* _Your objective_
Your answer is a single number: how many lines hold the word "UserWave"?

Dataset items

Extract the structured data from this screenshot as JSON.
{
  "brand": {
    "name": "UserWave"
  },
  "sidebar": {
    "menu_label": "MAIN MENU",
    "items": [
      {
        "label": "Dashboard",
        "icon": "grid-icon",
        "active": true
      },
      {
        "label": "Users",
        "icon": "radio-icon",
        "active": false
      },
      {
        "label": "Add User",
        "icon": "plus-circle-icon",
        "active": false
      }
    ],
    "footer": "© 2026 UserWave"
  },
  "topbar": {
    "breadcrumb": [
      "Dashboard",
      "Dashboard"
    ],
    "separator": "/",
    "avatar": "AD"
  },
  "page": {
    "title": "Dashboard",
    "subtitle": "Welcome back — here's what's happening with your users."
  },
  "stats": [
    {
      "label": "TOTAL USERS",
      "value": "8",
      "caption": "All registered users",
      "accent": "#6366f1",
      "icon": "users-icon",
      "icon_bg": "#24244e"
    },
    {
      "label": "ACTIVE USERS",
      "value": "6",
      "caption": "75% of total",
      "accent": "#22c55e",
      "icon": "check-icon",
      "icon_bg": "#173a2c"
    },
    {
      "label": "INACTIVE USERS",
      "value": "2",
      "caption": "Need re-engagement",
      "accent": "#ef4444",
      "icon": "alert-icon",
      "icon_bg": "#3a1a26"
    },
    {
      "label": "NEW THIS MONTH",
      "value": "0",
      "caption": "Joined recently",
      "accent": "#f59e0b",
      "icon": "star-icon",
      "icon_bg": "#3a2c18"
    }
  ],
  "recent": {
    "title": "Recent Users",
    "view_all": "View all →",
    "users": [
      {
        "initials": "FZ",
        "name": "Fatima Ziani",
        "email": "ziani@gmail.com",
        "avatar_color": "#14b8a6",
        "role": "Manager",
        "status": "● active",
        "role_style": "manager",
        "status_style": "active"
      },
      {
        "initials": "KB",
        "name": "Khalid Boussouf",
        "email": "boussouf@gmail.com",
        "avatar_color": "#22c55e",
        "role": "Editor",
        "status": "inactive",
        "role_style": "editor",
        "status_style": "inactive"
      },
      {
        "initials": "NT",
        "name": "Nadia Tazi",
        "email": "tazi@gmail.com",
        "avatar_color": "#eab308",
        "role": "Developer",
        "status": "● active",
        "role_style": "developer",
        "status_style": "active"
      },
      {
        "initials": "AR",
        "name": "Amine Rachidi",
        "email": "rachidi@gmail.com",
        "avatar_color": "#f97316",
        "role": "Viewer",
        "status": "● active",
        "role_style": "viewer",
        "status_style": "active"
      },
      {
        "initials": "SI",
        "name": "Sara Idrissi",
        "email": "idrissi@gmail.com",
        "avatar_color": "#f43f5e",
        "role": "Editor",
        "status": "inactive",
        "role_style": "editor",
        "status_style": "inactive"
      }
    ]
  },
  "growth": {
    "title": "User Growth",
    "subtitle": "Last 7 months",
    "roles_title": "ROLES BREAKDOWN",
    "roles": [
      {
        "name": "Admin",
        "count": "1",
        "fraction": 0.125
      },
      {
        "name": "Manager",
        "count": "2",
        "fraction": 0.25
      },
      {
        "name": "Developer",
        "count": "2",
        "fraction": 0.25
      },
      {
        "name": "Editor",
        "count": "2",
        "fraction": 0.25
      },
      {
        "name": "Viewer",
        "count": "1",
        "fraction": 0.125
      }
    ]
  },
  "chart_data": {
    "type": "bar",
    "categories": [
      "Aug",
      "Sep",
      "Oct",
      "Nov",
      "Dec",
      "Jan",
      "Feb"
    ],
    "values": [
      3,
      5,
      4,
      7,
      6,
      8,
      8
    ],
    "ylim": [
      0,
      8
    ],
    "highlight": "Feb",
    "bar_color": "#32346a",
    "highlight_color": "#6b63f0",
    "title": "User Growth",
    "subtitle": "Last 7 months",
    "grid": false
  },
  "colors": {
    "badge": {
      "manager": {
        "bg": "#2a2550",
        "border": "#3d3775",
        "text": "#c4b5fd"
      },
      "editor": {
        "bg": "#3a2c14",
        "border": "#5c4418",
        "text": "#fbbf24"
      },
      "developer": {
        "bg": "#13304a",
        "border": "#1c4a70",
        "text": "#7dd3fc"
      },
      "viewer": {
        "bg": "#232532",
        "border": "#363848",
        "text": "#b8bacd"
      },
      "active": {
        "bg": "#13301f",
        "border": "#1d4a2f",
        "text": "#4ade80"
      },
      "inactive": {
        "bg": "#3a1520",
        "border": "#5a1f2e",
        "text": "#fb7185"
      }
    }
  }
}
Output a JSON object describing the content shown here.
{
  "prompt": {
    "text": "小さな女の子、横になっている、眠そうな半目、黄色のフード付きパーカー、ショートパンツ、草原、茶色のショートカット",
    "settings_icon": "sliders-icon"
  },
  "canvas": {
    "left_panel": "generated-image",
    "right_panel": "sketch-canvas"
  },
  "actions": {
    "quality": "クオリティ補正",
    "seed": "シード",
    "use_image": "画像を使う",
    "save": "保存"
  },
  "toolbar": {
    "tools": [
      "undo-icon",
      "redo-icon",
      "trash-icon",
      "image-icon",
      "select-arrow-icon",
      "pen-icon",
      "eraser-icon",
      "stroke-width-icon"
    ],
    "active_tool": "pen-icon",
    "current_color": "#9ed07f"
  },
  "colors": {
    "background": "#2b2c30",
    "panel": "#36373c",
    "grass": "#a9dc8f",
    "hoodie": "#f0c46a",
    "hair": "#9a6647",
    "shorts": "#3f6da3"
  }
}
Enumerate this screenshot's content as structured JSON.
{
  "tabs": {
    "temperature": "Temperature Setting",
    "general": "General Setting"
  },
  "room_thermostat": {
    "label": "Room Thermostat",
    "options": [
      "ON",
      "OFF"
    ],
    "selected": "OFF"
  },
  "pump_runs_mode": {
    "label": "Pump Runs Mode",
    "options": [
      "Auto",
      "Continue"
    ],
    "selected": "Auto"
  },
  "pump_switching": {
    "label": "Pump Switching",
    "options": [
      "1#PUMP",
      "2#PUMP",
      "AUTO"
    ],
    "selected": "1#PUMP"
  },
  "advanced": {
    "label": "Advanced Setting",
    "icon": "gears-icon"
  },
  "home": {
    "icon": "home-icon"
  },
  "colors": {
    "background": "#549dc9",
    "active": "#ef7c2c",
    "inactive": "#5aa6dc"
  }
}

* _Task output_
2